**Short task**
Copy only this range: the line with "What text is on this page?" through the final line of the material, inclusive at both ends.

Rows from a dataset
--------------------------------
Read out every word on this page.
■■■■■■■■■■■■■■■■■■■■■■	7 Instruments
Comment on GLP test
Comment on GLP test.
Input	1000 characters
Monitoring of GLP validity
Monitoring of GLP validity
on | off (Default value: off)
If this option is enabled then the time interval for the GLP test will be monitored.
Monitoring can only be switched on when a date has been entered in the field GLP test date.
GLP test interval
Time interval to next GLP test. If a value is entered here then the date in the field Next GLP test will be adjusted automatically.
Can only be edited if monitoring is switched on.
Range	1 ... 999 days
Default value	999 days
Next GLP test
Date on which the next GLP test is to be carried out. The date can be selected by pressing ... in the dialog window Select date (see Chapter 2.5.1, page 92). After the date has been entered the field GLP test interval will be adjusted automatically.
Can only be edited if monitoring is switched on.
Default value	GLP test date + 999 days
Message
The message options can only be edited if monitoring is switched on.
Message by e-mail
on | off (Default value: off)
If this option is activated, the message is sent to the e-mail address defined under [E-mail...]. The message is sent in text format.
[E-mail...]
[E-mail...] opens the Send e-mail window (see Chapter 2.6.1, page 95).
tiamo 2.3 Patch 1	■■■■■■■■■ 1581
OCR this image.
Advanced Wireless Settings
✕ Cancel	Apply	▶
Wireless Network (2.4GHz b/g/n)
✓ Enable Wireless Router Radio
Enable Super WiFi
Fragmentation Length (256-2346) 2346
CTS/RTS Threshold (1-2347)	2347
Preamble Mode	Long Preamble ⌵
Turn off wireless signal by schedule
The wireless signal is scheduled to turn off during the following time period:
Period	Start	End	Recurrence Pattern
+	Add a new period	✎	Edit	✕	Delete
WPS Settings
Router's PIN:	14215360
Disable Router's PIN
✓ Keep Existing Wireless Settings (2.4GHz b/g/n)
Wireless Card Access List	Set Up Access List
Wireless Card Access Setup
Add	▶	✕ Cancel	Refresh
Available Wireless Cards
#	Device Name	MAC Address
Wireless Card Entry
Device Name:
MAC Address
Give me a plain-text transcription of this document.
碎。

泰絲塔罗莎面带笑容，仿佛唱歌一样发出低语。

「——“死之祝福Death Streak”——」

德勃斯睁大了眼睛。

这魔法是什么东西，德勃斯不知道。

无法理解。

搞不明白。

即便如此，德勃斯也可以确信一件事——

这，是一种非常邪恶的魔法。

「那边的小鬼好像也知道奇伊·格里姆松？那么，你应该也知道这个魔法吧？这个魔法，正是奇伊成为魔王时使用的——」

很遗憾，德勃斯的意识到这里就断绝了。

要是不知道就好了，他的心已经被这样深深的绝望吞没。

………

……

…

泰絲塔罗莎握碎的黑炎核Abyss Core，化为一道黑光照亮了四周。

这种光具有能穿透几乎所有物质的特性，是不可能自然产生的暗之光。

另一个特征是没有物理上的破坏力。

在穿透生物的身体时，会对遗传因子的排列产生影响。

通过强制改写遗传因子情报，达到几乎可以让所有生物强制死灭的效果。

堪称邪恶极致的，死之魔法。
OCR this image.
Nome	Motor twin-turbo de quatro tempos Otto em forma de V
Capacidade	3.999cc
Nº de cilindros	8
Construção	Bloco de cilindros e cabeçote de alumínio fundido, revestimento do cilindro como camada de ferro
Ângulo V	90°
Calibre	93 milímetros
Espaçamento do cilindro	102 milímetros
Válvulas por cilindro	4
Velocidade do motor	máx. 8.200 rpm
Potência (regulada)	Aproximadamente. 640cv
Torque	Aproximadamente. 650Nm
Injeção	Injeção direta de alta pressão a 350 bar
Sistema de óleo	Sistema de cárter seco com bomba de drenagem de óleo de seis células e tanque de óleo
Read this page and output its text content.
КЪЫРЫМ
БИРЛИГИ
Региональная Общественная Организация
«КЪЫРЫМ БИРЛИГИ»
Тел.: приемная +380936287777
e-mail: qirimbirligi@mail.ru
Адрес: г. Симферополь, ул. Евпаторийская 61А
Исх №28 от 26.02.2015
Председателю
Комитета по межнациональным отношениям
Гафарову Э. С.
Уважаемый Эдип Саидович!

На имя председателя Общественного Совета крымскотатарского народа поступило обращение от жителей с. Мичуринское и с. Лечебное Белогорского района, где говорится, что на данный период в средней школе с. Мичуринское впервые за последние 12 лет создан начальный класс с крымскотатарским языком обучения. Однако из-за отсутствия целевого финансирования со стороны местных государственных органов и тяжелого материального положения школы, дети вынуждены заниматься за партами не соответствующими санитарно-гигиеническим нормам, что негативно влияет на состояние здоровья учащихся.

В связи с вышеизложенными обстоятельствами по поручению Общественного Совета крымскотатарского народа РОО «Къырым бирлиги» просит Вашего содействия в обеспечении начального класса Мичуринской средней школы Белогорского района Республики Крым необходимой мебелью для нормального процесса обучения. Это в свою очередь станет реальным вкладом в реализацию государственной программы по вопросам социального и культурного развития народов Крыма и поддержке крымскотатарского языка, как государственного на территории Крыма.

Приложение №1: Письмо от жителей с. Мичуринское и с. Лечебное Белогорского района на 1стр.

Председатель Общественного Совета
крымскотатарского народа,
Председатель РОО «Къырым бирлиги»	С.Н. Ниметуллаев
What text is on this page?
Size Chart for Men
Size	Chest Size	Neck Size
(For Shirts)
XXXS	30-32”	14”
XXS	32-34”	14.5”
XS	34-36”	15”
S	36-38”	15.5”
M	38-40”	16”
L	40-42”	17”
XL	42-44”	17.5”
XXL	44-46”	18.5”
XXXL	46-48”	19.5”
--------------------------------
**The reply**
What text is on this page?
Size Chart for Men
Size	Chest Size	Neck Size
(For Shirts)
XXXS	30-32”	14”
XXS	32-34”	14.5”
XS	34-36”	15”
S	36-38”	15.5”
M	38-40”	16”
L	40-42”	17”
XL	42-44”	17.5”
XXL	44-46”	18.5”
XXXL	46-48”	19.5”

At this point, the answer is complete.